▶ Material
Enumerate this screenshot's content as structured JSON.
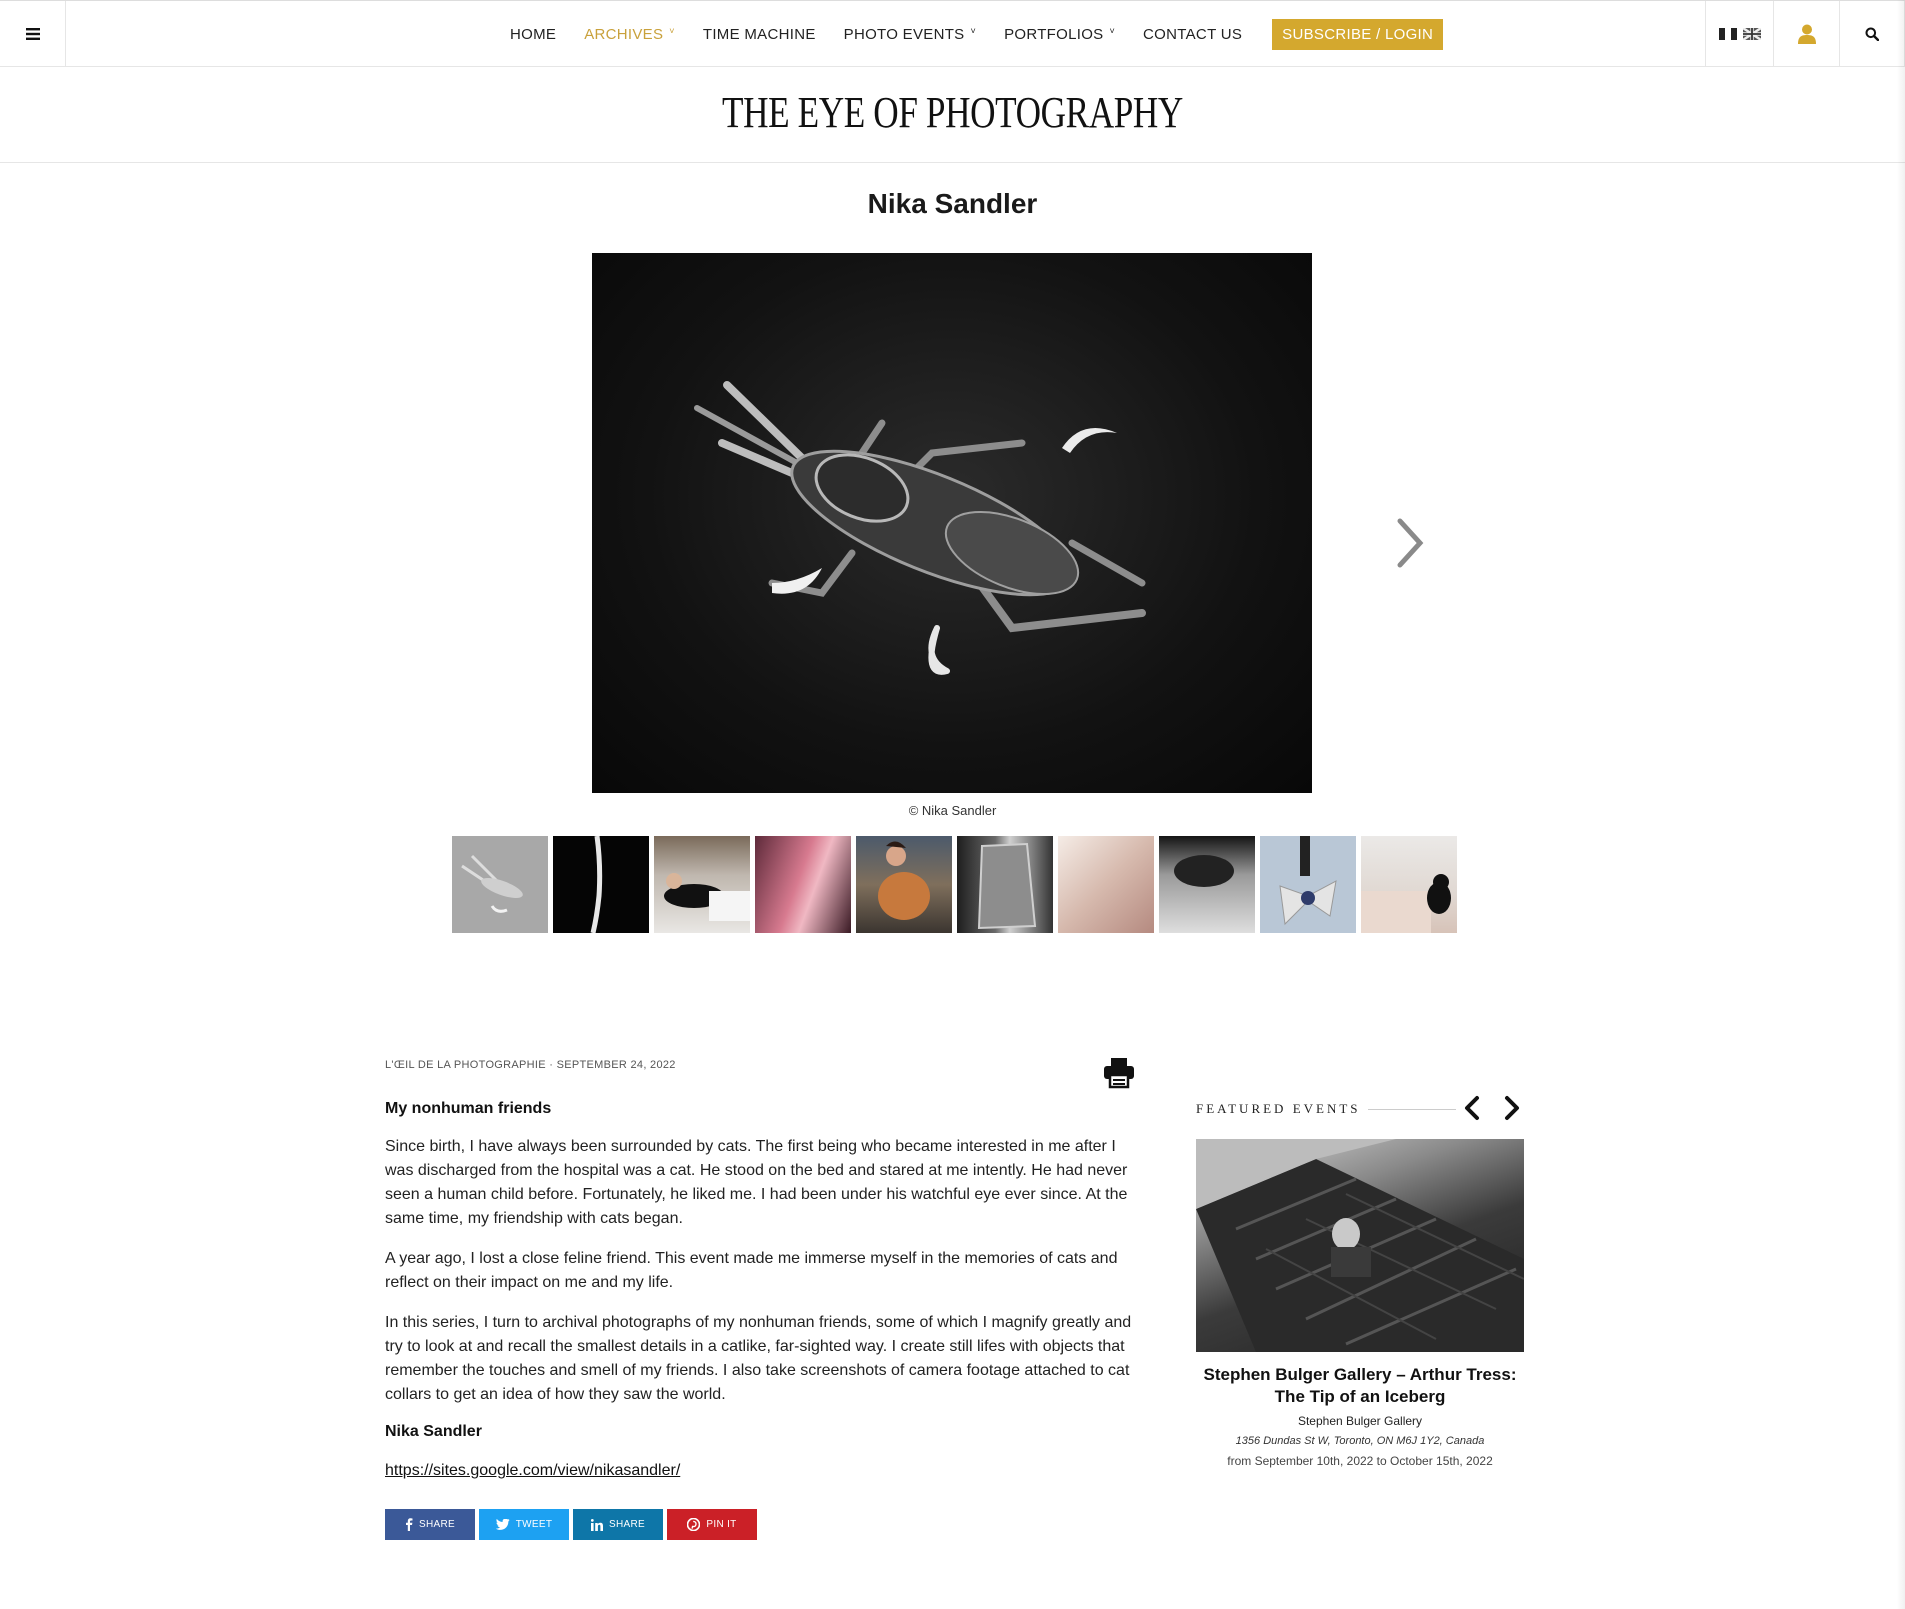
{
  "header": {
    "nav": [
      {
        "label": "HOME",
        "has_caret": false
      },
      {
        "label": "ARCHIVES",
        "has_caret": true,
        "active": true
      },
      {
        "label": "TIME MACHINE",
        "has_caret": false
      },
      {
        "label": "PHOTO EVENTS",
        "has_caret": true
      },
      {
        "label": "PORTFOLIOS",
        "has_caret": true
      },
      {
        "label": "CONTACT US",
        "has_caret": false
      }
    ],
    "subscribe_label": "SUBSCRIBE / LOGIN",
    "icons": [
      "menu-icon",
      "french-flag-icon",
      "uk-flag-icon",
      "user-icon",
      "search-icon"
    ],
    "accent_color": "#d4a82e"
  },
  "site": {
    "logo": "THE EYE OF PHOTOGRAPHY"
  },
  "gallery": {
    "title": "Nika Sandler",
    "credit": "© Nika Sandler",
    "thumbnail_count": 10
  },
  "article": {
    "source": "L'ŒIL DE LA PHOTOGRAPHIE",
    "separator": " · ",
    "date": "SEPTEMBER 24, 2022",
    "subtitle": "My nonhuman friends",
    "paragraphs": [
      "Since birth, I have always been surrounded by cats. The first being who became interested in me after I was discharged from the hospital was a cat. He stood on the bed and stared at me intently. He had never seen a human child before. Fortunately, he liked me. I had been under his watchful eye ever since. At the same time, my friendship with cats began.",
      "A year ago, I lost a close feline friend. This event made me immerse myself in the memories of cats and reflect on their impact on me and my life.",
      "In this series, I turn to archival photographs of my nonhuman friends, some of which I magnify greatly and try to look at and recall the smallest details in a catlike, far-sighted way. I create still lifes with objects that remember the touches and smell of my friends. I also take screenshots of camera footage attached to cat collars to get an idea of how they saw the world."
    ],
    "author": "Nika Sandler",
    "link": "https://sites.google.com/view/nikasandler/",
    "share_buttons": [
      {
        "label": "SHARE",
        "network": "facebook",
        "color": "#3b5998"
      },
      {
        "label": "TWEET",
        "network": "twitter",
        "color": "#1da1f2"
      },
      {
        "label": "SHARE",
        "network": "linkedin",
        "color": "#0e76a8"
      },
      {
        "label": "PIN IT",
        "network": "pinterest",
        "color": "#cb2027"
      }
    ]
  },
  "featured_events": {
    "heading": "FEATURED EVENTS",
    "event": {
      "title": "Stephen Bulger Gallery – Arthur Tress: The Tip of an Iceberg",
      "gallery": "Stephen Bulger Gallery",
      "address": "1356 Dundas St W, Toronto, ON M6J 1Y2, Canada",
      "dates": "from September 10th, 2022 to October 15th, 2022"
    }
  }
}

▶ Instruction
Using the records above, list each line that includes "Bulger".

▶ Written response
      "title": "Stephen Bulger Gallery – Arthur Tress: The Tip of an Iceberg",
      "gallery": "Stephen Bulger Gallery",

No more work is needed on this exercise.